All lines below must be repeated exactly, with the pictures omitted.

━━ INPUT MATERIAL ━━

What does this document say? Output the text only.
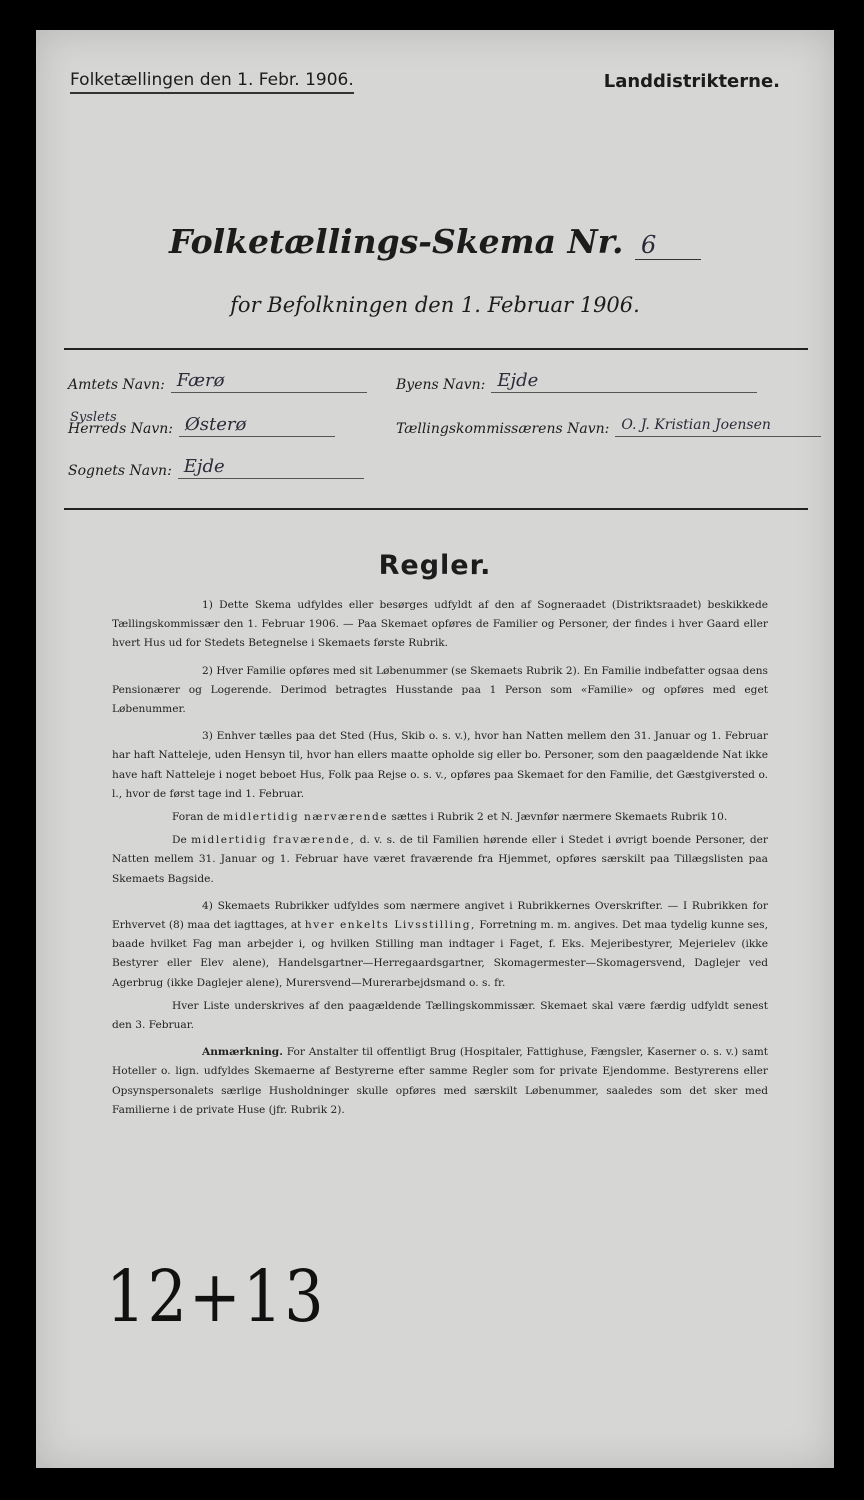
Folketællingen den 1. Febr. 1906.	Landdistrikterne.
Folketællings-Skema Nr. 6
for Befolkningen den 1. Februar 1906.
Amtets Navn: Færø	Byens Navn: Ejde
Syslets
Herreds Navn: Østerø	Tællingskommissærens Navn: O. J. Kristian Joensen
Sognets Navn: Ejde
Regler.

1) Dette Skema udfyldes eller besørges udfyldt af den af Sogneraadet (Distriktsraadet) beskikkede Tællingskommissær den 1. Februar 1906. — Paa Skemaet opføres de Familier og Personer, der findes i hver Gaard eller hvert Hus ud for Stedets Betegnelse i Skemaets første Rubrik.

2) Hver Familie opføres med sit Løbenummer (se Skemaets Rubrik 2). En Familie indbefatter ogsaa dens Pensionærer og Logerende. Derimod betragtes Husstande paa 1 Person som «Familie» og opføres med eget Løbenummer.

3) Enhver tælles paa det Sted (Hus, Skib o. s. v.), hvor han Natten mellem den 31. Januar og 1. Februar har haft Natteleje, uden Hensyn til, hvor han ellers maatte opholde sig eller bo. Personer, som den paagældende Nat ikke have haft Natteleje i noget beboet Hus, Folk paa Rejse o. s. v., opføres paa Skemaet for den Familie, det Gæstgiversted o. l., hvor de først tage ind 1. Februar.

Foran de midlertidig nærværende sættes i Rubrik 2 et N. Jævnfør nærmere Skemaets Rubrik 10.

De midlertidig fraværende, d. v. s. de til Familien hørende eller i Stedet i øvrigt boende Personer, der Natten mellem 31. Januar og 1. Februar have været fraværende fra Hjemmet, opføres særskilt paa Tillægslisten paa Skemaets Bagside.

4) Skemaets Rubrikker udfyldes som nærmere angivet i Rubrikkernes Overskrifter. — I Rubrikken for Erhvervet (8) maa det iagttages, at hver enkelts Livsstilling, Forretning m. m. angives. Det maa tydelig kunne ses, baade hvilket Fag man arbejder i, og hvilken Stilling man indtager i Faget, f. Eks. Mejeribestyrer, Mejerielev (ikke Bestyrer eller Elev alene), Handelsgartner—Herregaardsgartner, Skomagermester—Skomagersvend, Daglejer ved Agerbrug (ikke Daglejer alene), Murersvend—Murerarbejdsmand o. s. fr.

Hver Liste underskrives af den paagældende Tællingskommissær. Skemaet skal være færdig udfyldt senest den 3. Februar.

Anmærkning. For Anstalter til offentligt Brug (Hospitaler, Fattighuse, Fængsler, Kaserner o. s. v.) samt Hoteller o. lign. udfyldes Skemaerne af Bestyrerne efter samme Regler som for private Ejendomme. Bestyrerens eller Opsynspersonalets særlige Husholdninger skulle opføres med særskilt Løbenummer, saaledes som det sker med Familierne i de private Huse (jfr. Rubrik 2).

12+13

━━━

## [ANSWER]
What does this document say? Output the text only.
Folketællingen den 1. Febr. 1906.	Landdistrikterne.
Folketællings-Skema Nr. 6
for Befolkningen den 1. Februar 1906.
Amtets Navn: Færø	Byens Navn: Ejde
Syslets
Herreds Navn: Østerø	Tællingskommissærens Navn: O. J. Kristian Joensen
Sognets Navn: Ejde
Regler.

1) Dette Skema udfyldes eller besørges udfyldt af den af Sogneraadet (Distriktsraadet) beskikkede Tællingskommissær den 1. Februar 1906. — Paa Skemaet opføres de Familier og Personer, der findes i hver Gaard eller hvert Hus ud for Stedets Betegnelse i Skemaets første Rubrik.

2) Hver Familie opføres med sit Løbenummer (se Skemaets Rubrik 2). En Familie indbefatter ogsaa dens Pensionærer og Logerende. Derimod betragtes Husstande paa 1 Person som «Familie» og opføres med eget Løbenummer.

3) Enhver tælles paa det Sted (Hus, Skib o. s. v.), hvor han Natten mellem den 31. Januar og 1. Februar har haft Natteleje, uden Hensyn til, hvor han ellers maatte opholde sig eller bo. Personer, som den paagældende Nat ikke have haft Natteleje i noget beboet Hus, Folk paa Rejse o. s. v., opføres paa Skemaet for den Familie, det Gæstgiversted o. l., hvor de først tage ind 1. Februar.

Foran de midlertidig nærværende sættes i Rubrik 2 et N. Jævnfør nærmere Skemaets Rubrik 10.

De midlertidig fraværende, d. v. s. de til Familien hørende eller i Stedet i øvrigt boende Personer, der Natten mellem 31. Januar og 1. Februar have været fraværende fra Hjemmet, opføres særskilt paa Tillægslisten paa Skemaets Bagside.

4) Skemaets Rubrikker udfyldes som nærmere angivet i Rubrikkernes Overskrifter. — I Rubrikken for Erhvervet (8) maa det iagttages, at hver enkelts Livsstilling, Forretning m. m. angives. Det maa tydelig kunne ses, baade hvilket Fag man arbejder i, og hvilken Stilling man indtager i Faget, f. Eks. Mejeribestyrer, Mejerielev (ikke Bestyrer eller Elev alene), Handelsgartner—Herregaardsgartner, Skomagermester—Skomagersvend, Daglejer ved Agerbrug (ikke Daglejer alene), Murersvend—Murerarbejdsmand o. s. fr.

Hver Liste underskrives af den paagældende Tællingskommissær. Skemaet skal være færdig udfyldt senest den 3. Februar.

Anmærkning. For Anstalter til offentligt Brug (Hospitaler, Fattighuse, Fængsler, Kaserner o. s. v.) samt Hoteller o. lign. udfyldes Skemaerne af Bestyrerne efter samme Regler som for private Ejendomme. Bestyrerens eller Opsynspersonalets særlige Husholdninger skulle opføres med særskilt Løbenummer, saaledes som det sker med Familierne i de private Huse (jfr. Rubrik 2).

12+13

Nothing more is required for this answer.